YOUR GOAL:
Copy all the material that follows, keeping every character the same.

SUPPLIED RECORDS:
□ □ □ □ □ □ □

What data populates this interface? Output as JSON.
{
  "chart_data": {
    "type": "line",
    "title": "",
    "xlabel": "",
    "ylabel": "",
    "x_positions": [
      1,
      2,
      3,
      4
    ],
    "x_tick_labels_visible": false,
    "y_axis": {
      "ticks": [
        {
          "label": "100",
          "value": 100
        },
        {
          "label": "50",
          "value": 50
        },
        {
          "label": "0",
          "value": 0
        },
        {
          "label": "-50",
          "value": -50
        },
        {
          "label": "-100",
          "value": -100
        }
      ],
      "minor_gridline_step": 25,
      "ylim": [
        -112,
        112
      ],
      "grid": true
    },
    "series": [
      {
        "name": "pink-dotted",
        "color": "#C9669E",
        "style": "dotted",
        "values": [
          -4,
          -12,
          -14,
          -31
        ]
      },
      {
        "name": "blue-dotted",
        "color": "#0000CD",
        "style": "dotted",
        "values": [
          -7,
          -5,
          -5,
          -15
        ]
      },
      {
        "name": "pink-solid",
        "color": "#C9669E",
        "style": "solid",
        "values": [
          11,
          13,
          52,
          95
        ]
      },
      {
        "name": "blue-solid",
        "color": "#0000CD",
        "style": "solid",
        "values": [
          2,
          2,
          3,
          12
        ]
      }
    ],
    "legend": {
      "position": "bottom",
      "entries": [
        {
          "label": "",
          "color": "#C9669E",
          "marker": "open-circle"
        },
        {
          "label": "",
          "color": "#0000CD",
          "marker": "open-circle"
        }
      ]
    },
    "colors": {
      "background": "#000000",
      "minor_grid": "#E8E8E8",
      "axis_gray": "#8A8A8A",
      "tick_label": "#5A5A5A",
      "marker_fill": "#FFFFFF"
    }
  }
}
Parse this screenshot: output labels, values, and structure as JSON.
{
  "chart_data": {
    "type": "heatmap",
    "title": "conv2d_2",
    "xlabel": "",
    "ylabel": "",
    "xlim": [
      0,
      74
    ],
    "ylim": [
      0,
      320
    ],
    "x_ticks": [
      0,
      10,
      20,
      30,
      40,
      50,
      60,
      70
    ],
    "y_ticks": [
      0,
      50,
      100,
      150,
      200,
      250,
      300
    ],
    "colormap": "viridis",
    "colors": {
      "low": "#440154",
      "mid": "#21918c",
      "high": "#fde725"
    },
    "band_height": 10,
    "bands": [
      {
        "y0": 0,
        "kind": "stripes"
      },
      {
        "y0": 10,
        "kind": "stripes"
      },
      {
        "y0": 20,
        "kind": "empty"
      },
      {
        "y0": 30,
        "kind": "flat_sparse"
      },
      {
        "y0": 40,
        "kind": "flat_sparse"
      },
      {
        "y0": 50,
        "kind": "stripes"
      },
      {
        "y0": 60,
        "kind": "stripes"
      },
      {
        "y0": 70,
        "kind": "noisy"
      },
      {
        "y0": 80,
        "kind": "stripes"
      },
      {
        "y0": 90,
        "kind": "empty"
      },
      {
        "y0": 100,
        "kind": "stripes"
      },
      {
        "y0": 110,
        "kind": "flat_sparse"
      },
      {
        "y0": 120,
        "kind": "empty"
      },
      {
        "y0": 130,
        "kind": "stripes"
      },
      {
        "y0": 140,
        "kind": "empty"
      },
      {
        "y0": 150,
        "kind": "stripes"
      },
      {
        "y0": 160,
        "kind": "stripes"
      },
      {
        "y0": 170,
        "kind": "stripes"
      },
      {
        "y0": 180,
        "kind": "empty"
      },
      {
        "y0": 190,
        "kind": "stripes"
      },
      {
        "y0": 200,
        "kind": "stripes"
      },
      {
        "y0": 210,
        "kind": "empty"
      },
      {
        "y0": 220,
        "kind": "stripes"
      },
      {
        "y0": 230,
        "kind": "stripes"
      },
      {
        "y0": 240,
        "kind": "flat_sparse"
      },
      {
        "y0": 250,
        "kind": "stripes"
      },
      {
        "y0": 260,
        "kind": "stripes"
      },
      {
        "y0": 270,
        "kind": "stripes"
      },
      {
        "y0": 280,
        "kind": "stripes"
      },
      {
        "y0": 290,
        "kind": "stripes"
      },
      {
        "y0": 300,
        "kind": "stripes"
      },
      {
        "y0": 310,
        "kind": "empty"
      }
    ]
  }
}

□ □ □ □ □ □ □

SOLVED EXERCISE:
What data populates this interface? Output as JSON.
{
  "chart_data": {
    "type": "line",
    "title": "",
    "xlabel": "",
    "ylabel": "",
    "x_positions": [
      1,
      2,
      3,
      4
    ],
    "x_tick_labels_visible": false,
    "y_axis": {
      "ticks": [
        {
          "label": "100",
          "value": 100
        },
        {
          "label": "50",
          "value": 50
        },
        {
          "label": "0",
          "value": 0
        },
        {
          "label": "-50",
          "value": -50
        },
        {
          "label": "-100",
          "value": -100
        }
      ],
      "minor_gridline_step": 25,
      "ylim": [
        -112,
        112
      ],
      "grid": true
    },
    "series": [
      {
        "name": "pink-dotted",
        "color": "#C9669E",
        "style": "dotted",
        "values": [
          -4,
          -12,
          -14,
          -31
        ]
      },
      {
        "name": "blue-dotted",
        "color": "#0000CD",
        "style": "dotted",
        "values": [
          -7,
          -5,
          -5,
          -15
        ]
      },
      {
        "name": "pink-solid",
        "color": "#C9669E",
        "style": "solid",
        "values": [
          11,
          13,
          52,
          95
        ]
      },
      {
        "name": "blue-solid",
        "color": "#0000CD",
        "style": "solid",
        "values": [
          2,
          2,
          3,
          12
        ]
      }
    ],
    "legend": {
      "position": "bottom",
      "entries": [
        {
          "label": "",
          "color": "#C9669E",
          "marker": "open-circle"
        },
        {
          "label": "",
          "color": "#0000CD",
          "marker": "open-circle"
        }
      ]
    },
    "colors": {
      "background": "#000000",
      "minor_grid": "#E8E8E8",
      "axis_gray": "#8A8A8A",
      "tick_label": "#5A5A5A",
      "marker_fill": "#FFFFFF"
    }
  }
}
Parse this screenshot: output labels, values, and structure as JSON.
{
  "chart_data": {
    "type": "heatmap",
    "title": "conv2d_2",
    "xlabel": "",
    "ylabel": "",
    "xlim": [
      0,
      74
    ],
    "ylim": [
      0,
      320
    ],
    "x_ticks": [
      0,
      10,
      20,
      30,
      40,
      50,
      60,
      70
    ],
    "y_ticks": [
      0,
      50,
      100,
      150,
      200,
      250,
      300
    ],
    "colormap": "viridis",
    "colors": {
      "low": "#440154",
      "mid": "#21918c",
      "high": "#fde725"
    },
    "band_height": 10,
    "bands": [
      {
        "y0": 0,
        "kind": "stripes"
      },
      {
        "y0": 10,
        "kind": "stripes"
      },
      {
        "y0": 20,
        "kind": "empty"
      },
      {
        "y0": 30,
        "kind": "flat_sparse"
      },
      {
        "y0": 40,
        "kind": "flat_sparse"
      },
      {
        "y0": 50,
        "kind": "stripes"
      },
      {
        "y0": 60,
        "kind": "stripes"
      },
      {
        "y0": 70,
        "kind": "noisy"
      },
      {
        "y0": 80,
        "kind": "stripes"
      },
      {
        "y0": 90,
        "kind": "empty"
      },
      {
        "y0": 100,
        "kind": "stripes"
      },
      {
        "y0": 110,
        "kind": "flat_sparse"
      },
      {
        "y0": 120,
        "kind": "empty"
      },
      {
        "y0": 130,
        "kind": "stripes"
      },
      {
        "y0": 140,
        "kind": "empty"
      },
      {
        "y0": 150,
        "kind": "stripes"
      },
      {
        "y0": 160,
        "kind": "stripes"
      },
      {
        "y0": 170,
        "kind": "stripes"
      },
      {
        "y0": 180,
        "kind": "empty"
      },
      {
        "y0": 190,
        "kind": "stripes"
      },
      {
        "y0": 200,
        "kind": "stripes"
      },
      {
        "y0": 210,
        "kind": "empty"
      },
      {
        "y0": 220,
        "kind": "stripes"
      },
      {
        "y0": 230,
        "kind": "stripes"
      },
      {
        "y0": 240,
        "kind": "flat_sparse"
      },
      {
        "y0": 250,
        "kind": "stripes"
      },
      {
        "y0": 260,
        "kind": "stripes"
      },
      {
        "y0": 270,
        "kind": "stripes"
      },
      {
        "y0": 280,
        "kind": "stripes"
      },
      {
        "y0": 290,
        "kind": "stripes"
      },
      {
        "y0": 300,
        "kind": "stripes"
      },
      {
        "y0": 310,
        "kind": "empty"
      }
    ]
  }
}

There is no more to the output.